Dataset items
====================

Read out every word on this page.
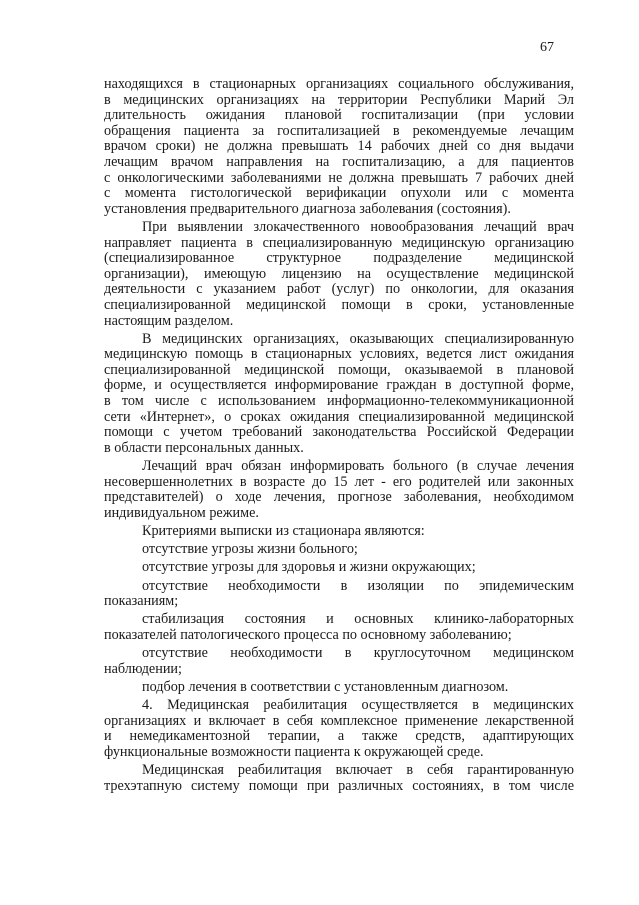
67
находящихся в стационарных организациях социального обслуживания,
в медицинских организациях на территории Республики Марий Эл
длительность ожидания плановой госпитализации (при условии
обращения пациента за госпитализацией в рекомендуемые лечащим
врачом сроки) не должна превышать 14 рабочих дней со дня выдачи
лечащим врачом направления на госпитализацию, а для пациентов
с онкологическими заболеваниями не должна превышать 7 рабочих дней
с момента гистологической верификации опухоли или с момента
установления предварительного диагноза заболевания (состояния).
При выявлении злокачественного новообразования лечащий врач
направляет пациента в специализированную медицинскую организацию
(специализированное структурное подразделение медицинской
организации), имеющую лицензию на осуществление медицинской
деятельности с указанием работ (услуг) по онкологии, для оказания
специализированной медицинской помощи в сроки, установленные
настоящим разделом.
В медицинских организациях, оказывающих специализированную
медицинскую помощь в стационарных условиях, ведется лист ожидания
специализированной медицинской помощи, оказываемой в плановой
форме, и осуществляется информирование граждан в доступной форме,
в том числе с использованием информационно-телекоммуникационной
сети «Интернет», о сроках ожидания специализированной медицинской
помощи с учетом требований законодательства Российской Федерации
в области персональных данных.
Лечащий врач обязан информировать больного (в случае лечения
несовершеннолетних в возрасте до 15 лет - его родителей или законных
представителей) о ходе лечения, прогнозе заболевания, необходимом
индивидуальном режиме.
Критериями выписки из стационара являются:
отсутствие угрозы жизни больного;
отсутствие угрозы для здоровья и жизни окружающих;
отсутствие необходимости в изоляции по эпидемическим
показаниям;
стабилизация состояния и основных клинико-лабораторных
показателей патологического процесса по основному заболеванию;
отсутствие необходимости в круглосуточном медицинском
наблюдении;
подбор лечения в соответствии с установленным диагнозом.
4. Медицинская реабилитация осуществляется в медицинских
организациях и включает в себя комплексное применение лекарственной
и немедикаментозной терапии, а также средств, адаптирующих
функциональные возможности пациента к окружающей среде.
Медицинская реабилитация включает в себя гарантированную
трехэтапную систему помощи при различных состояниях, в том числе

====================

To be done:
Omit every image. Quote each record exactly.

Result of this exercise:
Read out every word on this page.
67
находящихся в стационарных организациях социального обслуживания,
в медицинских организациях на территории Республики Марий Эл
длительность ожидания плановой госпитализации (при условии
обращения пациента за госпитализацией в рекомендуемые лечащим
врачом сроки) не должна превышать 14 рабочих дней со дня выдачи
лечащим врачом направления на госпитализацию, а для пациентов
с онкологическими заболеваниями не должна превышать 7 рабочих дней
с момента гистологической верификации опухоли или с момента
установления предварительного диагноза заболевания (состояния).
При выявлении злокачественного новообразования лечащий врач
направляет пациента в специализированную медицинскую организацию
(специализированное структурное подразделение медицинской
организации), имеющую лицензию на осуществление медицинской
деятельности с указанием работ (услуг) по онкологии, для оказания
специализированной медицинской помощи в сроки, установленные
настоящим разделом.
В медицинских организациях, оказывающих специализированную
медицинскую помощь в стационарных условиях, ведется лист ожидания
специализированной медицинской помощи, оказываемой в плановой
форме, и осуществляется информирование граждан в доступной форме,
в том числе с использованием информационно-телекоммуникационной
сети «Интернет», о сроках ожидания специализированной медицинской
помощи с учетом требований законодательства Российской Федерации
в области персональных данных.
Лечащий врач обязан информировать больного (в случае лечения
несовершеннолетних в возрасте до 15 лет - его родителей или законных
представителей) о ходе лечения, прогнозе заболевания, необходимом
индивидуальном режиме.
Критериями выписки из стационара являются:
отсутствие угрозы жизни больного;
отсутствие угрозы для здоровья и жизни окружающих;
отсутствие необходимости в изоляции по эпидемическим
показаниям;
стабилизация состояния и основных клинико-лабораторных
показателей патологического процесса по основному заболеванию;
отсутствие необходимости в круглосуточном медицинском
наблюдении;
подбор лечения в соответствии с установленным диагнозом.
4. Медицинская реабилитация осуществляется в медицинских
организациях и включает в себя комплексное применение лекарственной
и немедикаментозной терапии, а также средств, адаптирующих
функциональные возможности пациента к окружающей среде.
Медицинская реабилитация включает в себя гарантированную
трехэтапную систему помощи при различных состояниях, в том числе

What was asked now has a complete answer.